─── DATASET RECORDS ───

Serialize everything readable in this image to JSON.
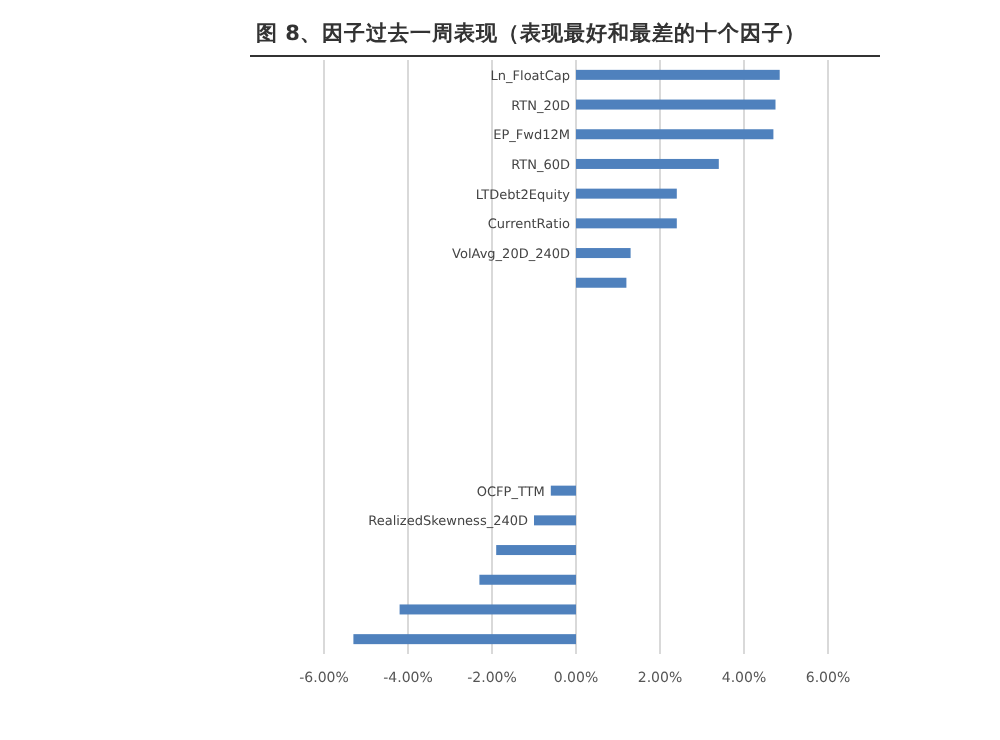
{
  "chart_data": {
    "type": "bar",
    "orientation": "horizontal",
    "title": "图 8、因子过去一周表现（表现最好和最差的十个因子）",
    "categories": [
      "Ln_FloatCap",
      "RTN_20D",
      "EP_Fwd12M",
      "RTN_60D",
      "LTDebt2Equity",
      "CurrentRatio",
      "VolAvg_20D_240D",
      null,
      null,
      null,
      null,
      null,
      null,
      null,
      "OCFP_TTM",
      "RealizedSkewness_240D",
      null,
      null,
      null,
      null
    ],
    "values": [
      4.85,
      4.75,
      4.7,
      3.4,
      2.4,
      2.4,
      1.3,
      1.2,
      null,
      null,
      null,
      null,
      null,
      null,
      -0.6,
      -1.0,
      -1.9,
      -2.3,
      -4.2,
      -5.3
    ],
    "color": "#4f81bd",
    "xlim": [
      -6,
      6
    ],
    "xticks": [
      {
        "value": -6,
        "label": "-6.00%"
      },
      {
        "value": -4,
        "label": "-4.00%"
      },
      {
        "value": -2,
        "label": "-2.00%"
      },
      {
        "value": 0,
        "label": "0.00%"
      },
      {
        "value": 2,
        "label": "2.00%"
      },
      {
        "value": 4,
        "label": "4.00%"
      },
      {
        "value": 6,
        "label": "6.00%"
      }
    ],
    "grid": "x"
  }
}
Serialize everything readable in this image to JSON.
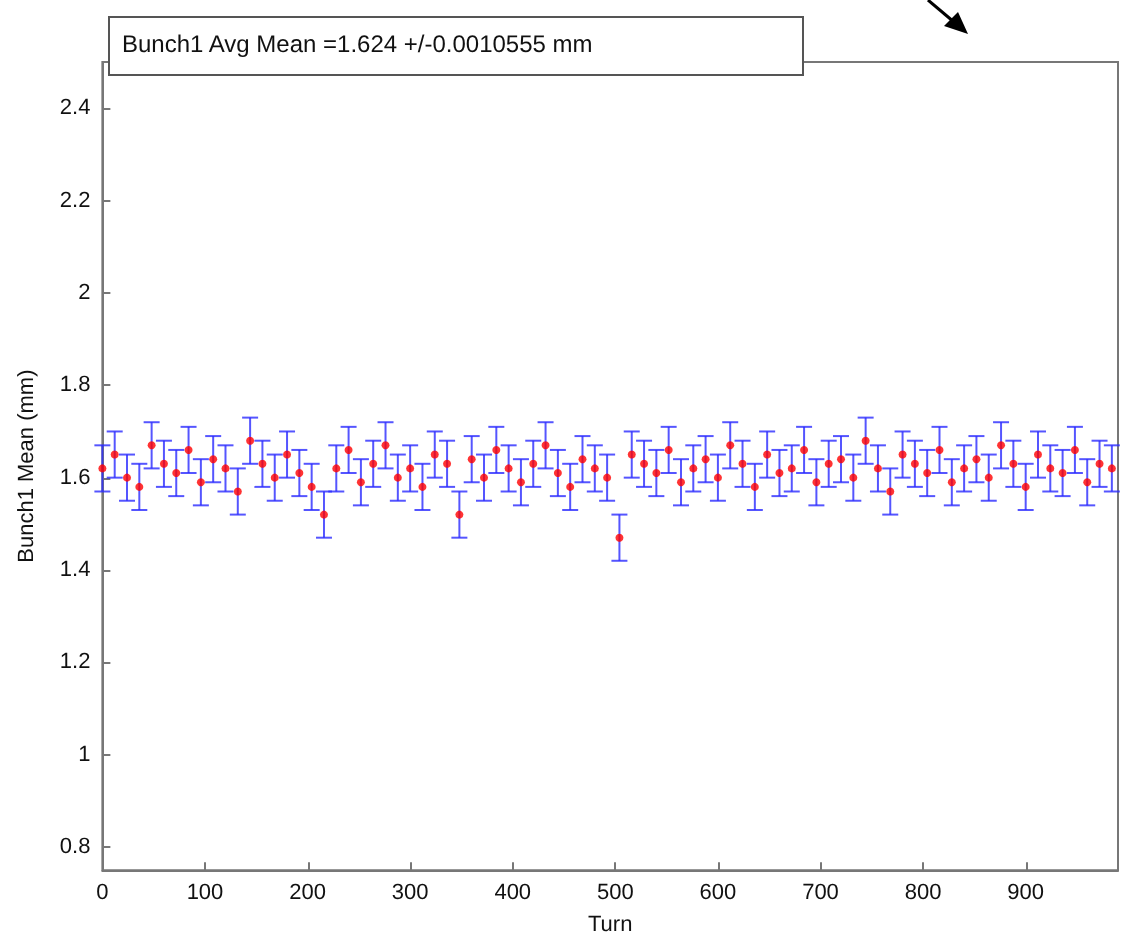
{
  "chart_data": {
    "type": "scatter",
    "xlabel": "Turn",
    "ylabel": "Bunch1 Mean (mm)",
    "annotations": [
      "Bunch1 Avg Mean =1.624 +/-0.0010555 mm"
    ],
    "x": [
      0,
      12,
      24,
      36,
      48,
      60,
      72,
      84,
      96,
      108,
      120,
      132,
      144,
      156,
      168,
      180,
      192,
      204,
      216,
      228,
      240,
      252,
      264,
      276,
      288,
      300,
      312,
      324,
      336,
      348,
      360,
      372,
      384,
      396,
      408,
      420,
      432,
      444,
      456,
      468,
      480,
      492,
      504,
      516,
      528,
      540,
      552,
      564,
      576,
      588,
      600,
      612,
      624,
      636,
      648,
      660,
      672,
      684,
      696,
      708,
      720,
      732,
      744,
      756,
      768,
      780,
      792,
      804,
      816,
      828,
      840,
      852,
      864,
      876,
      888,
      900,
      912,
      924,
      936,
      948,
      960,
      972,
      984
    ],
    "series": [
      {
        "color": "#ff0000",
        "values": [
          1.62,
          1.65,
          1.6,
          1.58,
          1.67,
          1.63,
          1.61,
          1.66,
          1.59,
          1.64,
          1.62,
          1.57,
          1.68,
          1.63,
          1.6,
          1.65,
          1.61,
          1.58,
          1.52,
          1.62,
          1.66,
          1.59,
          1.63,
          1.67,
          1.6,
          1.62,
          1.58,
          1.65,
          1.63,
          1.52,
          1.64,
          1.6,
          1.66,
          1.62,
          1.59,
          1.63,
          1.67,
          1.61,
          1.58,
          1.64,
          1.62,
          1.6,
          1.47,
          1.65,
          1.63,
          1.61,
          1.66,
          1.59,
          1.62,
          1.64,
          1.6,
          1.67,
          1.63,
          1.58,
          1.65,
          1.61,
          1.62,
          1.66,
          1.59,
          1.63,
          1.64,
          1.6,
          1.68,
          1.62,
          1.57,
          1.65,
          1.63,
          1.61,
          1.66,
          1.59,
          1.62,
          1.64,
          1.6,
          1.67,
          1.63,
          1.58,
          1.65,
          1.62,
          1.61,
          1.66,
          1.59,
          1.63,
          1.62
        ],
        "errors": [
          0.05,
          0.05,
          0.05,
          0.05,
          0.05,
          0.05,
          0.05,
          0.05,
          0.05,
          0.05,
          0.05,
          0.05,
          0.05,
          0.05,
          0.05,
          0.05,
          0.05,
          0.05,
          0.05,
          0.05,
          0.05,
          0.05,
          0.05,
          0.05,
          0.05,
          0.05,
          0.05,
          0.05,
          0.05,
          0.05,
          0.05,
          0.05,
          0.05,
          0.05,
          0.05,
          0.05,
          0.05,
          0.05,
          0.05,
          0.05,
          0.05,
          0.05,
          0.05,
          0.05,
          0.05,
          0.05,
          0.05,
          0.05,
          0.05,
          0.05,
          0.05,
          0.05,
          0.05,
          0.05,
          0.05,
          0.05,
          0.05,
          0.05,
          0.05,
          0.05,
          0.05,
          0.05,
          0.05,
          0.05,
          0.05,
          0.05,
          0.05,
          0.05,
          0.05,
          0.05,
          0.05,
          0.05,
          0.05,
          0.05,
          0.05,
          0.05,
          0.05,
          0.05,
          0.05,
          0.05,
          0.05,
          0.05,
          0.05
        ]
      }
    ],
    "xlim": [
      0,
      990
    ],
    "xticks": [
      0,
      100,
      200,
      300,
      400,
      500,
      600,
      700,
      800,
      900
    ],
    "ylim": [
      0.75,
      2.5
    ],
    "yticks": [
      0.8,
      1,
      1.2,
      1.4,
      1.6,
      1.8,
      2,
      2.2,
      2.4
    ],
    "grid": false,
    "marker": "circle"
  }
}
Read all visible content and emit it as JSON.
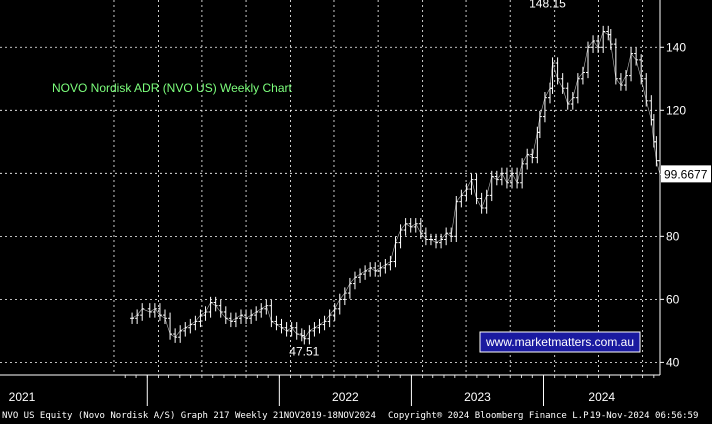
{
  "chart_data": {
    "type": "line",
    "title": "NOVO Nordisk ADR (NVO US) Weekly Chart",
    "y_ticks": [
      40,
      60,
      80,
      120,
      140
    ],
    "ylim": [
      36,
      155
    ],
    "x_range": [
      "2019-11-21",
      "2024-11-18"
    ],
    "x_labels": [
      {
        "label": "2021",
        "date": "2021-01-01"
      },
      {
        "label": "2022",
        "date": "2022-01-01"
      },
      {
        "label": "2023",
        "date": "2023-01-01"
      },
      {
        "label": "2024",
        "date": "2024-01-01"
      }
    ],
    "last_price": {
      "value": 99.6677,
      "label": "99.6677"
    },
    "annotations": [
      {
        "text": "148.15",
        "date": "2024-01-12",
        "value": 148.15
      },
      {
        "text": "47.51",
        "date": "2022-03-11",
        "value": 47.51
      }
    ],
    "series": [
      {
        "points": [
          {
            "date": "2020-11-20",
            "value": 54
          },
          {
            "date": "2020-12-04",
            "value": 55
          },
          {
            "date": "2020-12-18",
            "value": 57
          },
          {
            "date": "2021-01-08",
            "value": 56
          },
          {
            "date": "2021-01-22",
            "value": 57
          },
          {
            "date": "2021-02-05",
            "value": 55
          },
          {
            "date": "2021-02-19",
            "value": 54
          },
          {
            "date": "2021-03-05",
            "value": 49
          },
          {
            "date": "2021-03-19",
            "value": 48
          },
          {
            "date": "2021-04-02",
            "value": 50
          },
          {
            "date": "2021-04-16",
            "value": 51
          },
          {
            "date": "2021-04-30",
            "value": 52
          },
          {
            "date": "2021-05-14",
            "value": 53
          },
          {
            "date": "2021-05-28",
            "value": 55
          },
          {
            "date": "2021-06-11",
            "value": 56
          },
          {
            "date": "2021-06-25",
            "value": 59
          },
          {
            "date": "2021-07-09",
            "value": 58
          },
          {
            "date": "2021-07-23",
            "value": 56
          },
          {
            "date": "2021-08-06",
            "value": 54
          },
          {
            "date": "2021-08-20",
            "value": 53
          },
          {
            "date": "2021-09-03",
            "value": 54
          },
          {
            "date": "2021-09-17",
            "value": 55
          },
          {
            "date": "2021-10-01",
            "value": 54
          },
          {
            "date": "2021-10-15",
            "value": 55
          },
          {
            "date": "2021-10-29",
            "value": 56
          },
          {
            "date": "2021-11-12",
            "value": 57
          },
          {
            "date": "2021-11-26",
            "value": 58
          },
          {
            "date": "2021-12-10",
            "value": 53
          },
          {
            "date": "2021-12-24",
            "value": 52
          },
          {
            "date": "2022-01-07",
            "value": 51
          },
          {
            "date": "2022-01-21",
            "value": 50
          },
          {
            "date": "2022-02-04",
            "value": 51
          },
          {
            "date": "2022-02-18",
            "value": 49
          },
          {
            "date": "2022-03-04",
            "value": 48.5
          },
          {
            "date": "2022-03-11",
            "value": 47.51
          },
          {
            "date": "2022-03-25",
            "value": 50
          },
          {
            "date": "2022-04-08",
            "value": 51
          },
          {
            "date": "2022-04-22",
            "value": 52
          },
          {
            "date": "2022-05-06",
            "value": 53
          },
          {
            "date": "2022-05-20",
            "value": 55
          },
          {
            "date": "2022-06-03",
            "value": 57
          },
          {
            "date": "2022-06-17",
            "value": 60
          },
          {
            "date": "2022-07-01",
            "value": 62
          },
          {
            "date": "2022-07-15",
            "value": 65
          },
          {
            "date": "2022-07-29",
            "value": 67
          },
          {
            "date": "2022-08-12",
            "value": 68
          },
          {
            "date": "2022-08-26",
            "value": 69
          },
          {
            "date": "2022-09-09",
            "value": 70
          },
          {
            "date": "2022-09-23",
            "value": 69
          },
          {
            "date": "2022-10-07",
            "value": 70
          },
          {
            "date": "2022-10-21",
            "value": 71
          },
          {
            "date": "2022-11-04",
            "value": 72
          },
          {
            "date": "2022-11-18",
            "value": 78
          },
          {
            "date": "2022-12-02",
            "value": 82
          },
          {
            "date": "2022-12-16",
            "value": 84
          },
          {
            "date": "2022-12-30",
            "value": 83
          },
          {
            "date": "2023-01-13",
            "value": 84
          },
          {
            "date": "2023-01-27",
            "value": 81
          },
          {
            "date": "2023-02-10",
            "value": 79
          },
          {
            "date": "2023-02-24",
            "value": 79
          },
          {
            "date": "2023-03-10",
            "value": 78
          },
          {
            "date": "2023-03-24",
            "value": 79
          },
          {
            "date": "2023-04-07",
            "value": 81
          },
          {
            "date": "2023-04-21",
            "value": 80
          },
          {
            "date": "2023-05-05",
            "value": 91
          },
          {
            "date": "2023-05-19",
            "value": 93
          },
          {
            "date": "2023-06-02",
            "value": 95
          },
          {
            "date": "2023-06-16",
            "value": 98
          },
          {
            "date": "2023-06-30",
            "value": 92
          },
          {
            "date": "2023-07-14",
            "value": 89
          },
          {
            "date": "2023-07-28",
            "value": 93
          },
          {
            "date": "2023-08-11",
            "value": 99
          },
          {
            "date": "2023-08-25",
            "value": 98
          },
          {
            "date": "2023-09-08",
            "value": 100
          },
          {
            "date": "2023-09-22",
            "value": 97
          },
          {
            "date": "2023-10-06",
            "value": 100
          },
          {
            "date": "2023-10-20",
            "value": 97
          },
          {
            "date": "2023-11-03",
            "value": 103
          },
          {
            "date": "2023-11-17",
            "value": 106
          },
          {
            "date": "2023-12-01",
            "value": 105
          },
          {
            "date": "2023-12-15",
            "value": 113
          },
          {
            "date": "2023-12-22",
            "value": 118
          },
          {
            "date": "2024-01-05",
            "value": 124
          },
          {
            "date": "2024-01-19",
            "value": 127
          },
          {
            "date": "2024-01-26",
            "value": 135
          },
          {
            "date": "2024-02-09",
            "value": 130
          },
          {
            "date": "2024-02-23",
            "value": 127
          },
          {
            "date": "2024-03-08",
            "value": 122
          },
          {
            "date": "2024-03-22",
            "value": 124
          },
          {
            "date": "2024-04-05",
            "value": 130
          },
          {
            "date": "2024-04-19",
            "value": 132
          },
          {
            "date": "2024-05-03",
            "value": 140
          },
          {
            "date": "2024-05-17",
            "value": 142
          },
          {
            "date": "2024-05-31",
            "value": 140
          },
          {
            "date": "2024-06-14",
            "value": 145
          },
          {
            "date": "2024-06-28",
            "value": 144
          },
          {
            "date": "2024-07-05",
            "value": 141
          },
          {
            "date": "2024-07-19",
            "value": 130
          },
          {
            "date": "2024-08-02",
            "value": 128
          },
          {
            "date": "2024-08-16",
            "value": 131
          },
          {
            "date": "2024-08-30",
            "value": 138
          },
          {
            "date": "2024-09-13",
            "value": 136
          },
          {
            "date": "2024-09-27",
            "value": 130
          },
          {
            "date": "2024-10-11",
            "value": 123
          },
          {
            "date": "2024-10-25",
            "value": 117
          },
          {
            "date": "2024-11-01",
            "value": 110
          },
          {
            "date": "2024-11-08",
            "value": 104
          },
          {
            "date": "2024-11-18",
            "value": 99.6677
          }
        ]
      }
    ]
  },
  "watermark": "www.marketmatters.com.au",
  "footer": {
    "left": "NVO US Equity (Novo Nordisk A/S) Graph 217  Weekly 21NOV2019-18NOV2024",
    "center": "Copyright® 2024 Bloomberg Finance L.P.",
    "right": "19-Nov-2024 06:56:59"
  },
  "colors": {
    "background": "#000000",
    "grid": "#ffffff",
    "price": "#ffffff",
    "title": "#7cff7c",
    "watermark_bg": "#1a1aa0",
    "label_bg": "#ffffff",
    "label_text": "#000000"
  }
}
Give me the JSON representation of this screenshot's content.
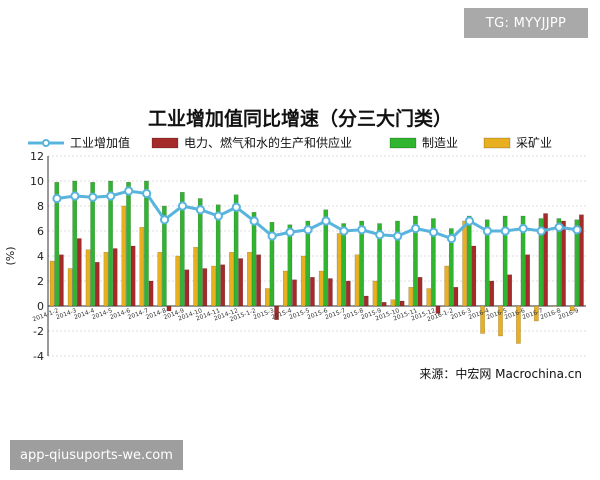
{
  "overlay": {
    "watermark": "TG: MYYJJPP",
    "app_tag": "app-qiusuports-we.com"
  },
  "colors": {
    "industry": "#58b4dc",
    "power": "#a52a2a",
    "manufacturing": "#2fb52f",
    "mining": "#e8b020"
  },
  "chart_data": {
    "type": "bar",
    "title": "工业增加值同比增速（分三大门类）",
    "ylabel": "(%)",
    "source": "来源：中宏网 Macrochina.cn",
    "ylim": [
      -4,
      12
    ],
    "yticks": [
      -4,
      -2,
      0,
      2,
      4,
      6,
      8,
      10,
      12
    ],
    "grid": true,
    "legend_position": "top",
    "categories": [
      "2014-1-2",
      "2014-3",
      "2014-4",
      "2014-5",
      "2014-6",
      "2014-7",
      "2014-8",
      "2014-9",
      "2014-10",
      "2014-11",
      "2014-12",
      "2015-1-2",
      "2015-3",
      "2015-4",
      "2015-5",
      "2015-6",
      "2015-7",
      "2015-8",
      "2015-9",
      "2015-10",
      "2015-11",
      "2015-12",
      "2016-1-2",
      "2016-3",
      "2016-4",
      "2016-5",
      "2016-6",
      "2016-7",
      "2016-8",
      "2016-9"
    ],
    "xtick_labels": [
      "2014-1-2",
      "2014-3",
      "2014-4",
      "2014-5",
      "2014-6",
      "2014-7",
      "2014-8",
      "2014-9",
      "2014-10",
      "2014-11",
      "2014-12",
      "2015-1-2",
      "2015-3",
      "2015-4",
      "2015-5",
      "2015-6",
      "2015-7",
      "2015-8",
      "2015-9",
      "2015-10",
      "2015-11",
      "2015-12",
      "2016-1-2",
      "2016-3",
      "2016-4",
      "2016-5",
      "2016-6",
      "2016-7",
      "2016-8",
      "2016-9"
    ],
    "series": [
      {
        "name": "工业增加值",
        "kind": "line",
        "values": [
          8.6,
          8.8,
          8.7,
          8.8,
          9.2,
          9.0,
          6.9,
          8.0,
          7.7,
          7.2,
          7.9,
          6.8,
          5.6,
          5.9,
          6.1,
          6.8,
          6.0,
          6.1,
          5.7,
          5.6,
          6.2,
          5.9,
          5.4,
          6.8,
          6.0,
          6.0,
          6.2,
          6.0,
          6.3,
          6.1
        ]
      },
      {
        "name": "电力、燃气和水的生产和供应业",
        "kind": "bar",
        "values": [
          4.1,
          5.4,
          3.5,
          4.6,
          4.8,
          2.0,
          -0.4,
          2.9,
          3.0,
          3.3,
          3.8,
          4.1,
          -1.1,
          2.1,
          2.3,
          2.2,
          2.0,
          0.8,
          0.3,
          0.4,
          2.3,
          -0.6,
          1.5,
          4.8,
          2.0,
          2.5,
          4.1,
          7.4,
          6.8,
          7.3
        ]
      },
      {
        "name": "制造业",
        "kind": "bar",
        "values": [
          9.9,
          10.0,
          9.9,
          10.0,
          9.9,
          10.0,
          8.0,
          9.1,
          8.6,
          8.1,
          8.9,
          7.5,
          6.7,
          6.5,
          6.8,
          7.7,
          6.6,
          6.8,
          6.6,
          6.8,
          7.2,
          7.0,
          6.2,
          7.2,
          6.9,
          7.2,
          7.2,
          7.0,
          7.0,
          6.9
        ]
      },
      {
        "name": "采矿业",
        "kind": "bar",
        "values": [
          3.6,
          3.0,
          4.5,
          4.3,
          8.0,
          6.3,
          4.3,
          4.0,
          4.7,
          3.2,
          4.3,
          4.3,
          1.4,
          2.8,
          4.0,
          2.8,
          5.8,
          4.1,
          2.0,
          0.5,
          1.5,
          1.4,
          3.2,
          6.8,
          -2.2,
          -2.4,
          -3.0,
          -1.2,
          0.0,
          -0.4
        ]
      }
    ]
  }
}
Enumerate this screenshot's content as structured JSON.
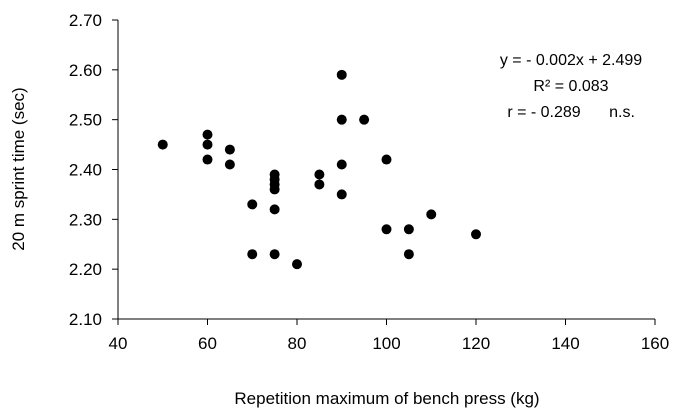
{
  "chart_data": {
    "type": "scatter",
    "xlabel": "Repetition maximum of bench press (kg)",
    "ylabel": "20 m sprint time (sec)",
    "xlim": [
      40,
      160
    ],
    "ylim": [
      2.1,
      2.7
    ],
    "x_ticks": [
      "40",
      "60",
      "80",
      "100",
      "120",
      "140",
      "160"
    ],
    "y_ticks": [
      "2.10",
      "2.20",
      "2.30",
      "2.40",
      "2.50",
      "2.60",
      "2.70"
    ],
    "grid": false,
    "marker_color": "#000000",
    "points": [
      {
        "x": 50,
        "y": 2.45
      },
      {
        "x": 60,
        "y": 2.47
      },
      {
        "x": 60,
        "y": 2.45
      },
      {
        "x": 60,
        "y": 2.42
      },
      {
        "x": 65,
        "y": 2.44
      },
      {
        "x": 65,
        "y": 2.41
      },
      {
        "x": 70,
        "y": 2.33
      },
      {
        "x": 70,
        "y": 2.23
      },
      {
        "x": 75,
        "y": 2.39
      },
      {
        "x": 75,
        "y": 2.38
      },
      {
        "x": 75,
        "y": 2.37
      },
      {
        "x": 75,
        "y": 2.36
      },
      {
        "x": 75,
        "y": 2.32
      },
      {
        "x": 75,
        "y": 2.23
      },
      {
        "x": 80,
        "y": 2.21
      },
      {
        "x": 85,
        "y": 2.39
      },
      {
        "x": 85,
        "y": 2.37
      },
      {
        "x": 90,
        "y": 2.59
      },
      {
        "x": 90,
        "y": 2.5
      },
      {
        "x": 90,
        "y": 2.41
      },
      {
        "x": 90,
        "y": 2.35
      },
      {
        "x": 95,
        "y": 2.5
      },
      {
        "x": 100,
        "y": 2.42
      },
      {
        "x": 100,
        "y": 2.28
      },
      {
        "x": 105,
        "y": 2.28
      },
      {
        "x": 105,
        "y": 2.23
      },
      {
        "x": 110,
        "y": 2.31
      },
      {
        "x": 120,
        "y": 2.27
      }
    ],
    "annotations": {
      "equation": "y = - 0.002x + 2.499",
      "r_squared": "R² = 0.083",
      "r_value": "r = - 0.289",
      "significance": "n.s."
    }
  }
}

───

Pick each line holding the word "Nordisk" out of the data and copy it.

* **EXERCISE RESULT**
    "title": "NOVO Nordisk ADR (NVO US) Weekly Chart",
    "left": "NVO US Equity (Novo Nordisk A/S) Graph 217  Weekly 21NOV2019-18NOV2024",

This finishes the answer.